* START *

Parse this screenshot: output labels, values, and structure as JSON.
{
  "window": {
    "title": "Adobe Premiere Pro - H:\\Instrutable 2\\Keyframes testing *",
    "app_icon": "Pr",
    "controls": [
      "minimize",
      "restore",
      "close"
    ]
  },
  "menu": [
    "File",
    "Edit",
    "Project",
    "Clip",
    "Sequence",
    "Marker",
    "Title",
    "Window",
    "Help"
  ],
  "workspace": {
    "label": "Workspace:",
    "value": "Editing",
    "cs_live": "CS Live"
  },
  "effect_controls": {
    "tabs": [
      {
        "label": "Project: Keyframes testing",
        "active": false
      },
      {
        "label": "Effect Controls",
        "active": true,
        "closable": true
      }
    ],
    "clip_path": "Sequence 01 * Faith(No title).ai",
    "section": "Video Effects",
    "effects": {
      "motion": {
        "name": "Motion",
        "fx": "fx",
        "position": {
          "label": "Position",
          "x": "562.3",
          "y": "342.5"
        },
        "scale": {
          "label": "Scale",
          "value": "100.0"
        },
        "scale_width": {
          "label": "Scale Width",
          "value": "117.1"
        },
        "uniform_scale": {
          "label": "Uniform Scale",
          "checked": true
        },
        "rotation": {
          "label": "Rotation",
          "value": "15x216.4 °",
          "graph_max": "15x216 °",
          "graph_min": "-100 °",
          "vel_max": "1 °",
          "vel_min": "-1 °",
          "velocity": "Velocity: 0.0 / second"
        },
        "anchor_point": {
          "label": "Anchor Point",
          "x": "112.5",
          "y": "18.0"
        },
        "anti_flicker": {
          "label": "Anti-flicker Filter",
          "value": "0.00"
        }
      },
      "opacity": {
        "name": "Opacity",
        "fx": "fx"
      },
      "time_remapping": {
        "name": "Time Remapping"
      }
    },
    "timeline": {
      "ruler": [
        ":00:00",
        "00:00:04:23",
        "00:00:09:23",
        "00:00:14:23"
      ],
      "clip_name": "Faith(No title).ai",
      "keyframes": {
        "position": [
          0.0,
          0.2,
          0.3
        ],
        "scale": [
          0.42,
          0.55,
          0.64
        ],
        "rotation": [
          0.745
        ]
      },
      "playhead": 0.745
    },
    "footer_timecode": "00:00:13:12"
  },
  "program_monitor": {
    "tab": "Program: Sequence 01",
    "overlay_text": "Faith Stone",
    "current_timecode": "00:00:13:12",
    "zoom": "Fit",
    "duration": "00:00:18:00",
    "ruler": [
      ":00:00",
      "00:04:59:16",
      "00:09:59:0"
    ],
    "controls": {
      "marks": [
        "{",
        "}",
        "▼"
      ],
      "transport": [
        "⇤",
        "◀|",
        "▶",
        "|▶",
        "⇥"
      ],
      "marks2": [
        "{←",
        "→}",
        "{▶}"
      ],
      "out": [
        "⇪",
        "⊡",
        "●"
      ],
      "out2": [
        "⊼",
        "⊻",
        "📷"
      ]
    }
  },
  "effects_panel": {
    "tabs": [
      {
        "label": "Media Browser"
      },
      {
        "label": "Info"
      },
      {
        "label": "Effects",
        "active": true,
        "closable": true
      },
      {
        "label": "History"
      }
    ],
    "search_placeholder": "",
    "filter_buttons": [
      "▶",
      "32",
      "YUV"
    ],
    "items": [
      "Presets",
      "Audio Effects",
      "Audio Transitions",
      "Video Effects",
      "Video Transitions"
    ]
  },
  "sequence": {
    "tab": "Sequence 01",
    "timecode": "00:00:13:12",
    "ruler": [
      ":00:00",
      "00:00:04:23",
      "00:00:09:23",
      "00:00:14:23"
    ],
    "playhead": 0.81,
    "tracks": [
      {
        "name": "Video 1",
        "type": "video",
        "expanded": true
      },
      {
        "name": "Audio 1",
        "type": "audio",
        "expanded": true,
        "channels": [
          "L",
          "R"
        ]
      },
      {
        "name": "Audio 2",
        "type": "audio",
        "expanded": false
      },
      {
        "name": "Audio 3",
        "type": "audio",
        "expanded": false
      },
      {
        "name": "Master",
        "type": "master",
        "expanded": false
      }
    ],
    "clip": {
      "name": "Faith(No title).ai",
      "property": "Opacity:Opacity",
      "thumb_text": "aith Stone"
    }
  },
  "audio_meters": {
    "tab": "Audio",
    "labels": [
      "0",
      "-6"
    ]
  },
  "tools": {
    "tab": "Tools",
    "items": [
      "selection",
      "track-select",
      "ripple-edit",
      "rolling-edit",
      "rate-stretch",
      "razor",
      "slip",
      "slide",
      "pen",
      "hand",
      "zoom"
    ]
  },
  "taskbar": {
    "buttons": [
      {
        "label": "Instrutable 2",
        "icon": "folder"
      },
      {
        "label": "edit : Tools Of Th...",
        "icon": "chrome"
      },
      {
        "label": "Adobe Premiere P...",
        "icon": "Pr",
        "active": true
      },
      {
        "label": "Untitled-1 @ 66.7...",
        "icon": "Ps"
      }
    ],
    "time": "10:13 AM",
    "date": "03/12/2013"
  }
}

* END *

▸ **Task statement**: Set down the entries above again, word for word.

▸ **Exercise response**:
Parse this screenshot: output labels, values, and structure as JSON.
{
  "window": {
    "title": "Adobe Premiere Pro - H:\\Instrutable 2\\Keyframes testing *",
    "app_icon": "Pr",
    "controls": [
      "minimize",
      "restore",
      "close"
    ]
  },
  "menu": [
    "File",
    "Edit",
    "Project",
    "Clip",
    "Sequence",
    "Marker",
    "Title",
    "Window",
    "Help"
  ],
  "workspace": {
    "label": "Workspace:",
    "value": "Editing",
    "cs_live": "CS Live"
  },
  "effect_controls": {
    "tabs": [
      {
        "label": "Project: Keyframes testing",
        "active": false
      },
      {
        "label": "Effect Controls",
        "active": true,
        "closable": true
      }
    ],
    "clip_path": "Sequence 01 * Faith(No title).ai",
    "section": "Video Effects",
    "effects": {
      "motion": {
        "name": "Motion",
        "fx": "fx",
        "position": {
          "label": "Position",
          "x": "562.3",
          "y": "342.5"
        },
        "scale": {
          "label": "Scale",
          "value": "100.0"
        },
        "scale_width": {
          "label": "Scale Width",
          "value": "117.1"
        },
        "uniform_scale": {
          "label": "Uniform Scale",
          "checked": true
        },
        "rotation": {
          "label": "Rotation",
          "value": "15x216.4 °",
          "graph_max": "15x216 °",
          "graph_min": "-100 °",
          "vel_max": "1 °",
          "vel_min": "-1 °",
          "velocity": "Velocity: 0.0 / second"
        },
        "anchor_point": {
          "label": "Anchor Point",
          "x": "112.5",
          "y": "18.0"
        },
        "anti_flicker": {
          "label": "Anti-flicker Filter",
          "value": "0.00"
        }
      },
      "opacity": {
        "name": "Opacity",
        "fx": "fx"
      },
      "time_remapping": {
        "name": "Time Remapping"
      }
    },
    "timeline": {
      "ruler": [
        ":00:00",
        "00:00:04:23",
        "00:00:09:23",
        "00:00:14:23"
      ],
      "clip_name": "Faith(No title).ai",
      "keyframes": {
        "position": [
          0.0,
          0.2,
          0.3
        ],
        "scale": [
          0.42,
          0.55,
          0.64
        ],
        "rotation": [
          0.745
        ]
      },
      "playhead": 0.745
    },
    "footer_timecode": "00:00:13:12"
  },
  "program_monitor": {
    "tab": "Program: Sequence 01",
    "overlay_text": "Faith Stone",
    "current_timecode": "00:00:13:12",
    "zoom": "Fit",
    "duration": "00:00:18:00",
    "ruler": [
      ":00:00",
      "00:04:59:16",
      "00:09:59:0"
    ],
    "controls": {
      "marks": [
        "{",
        "}",
        "▼"
      ],
      "transport": [
        "⇤",
        "◀|",
        "▶",
        "|▶",
        "⇥"
      ],
      "marks2": [
        "{←",
        "→}",
        "{▶}"
      ],
      "out": [
        "⇪",
        "⊡",
        "●"
      ],
      "out2": [
        "⊼",
        "⊻",
        "📷"
      ]
    }
  },
  "effects_panel": {
    "tabs": [
      {
        "label": "Media Browser"
      },
      {
        "label": "Info"
      },
      {
        "label": "Effects",
        "active": true,
        "closable": true
      },
      {
        "label": "History"
      }
    ],
    "search_placeholder": "",
    "filter_buttons": [
      "▶",
      "32",
      "YUV"
    ],
    "items": [
      "Presets",
      "Audio Effects",
      "Audio Transitions",
      "Video Effects",
      "Video Transitions"
    ]
  },
  "sequence": {
    "tab": "Sequence 01",
    "timecode": "00:00:13:12",
    "ruler": [
      ":00:00",
      "00:00:04:23",
      "00:00:09:23",
      "00:00:14:23"
    ],
    "playhead": 0.81,
    "tracks": [
      {
        "name": "Video 1",
        "type": "video",
        "expanded": true
      },
      {
        "name": "Audio 1",
        "type": "audio",
        "expanded": true,
        "channels": [
          "L",
          "R"
        ]
      },
      {
        "name": "Audio 2",
        "type": "audio",
        "expanded": false
      },
      {
        "name": "Audio 3",
        "type": "audio",
        "expanded": false
      },
      {
        "name": "Master",
        "type": "master",
        "expanded": false
      }
    ],
    "clip": {
      "name": "Faith(No title).ai",
      "property": "Opacity:Opacity",
      "thumb_text": "aith Stone"
    }
  },
  "audio_meters": {
    "tab": "Audio",
    "labels": [
      "0",
      "-6"
    ]
  },
  "tools": {
    "tab": "Tools",
    "items": [
      "selection",
      "track-select",
      "ripple-edit",
      "rolling-edit",
      "rate-stretch",
      "razor",
      "slip",
      "slide",
      "pen",
      "hand",
      "zoom"
    ]
  },
  "taskbar": {
    "buttons": [
      {
        "label": "Instrutable 2",
        "icon": "folder"
      },
      {
        "label": "edit : Tools Of Th...",
        "icon": "chrome"
      },
      {
        "label": "Adobe Premiere P...",
        "icon": "Pr",
        "active": true
      },
      {
        "label": "Untitled-1 @ 66.7...",
        "icon": "Ps"
      }
    ],
    "time": "10:13 AM",
    "date": "03/12/2013"
  }
}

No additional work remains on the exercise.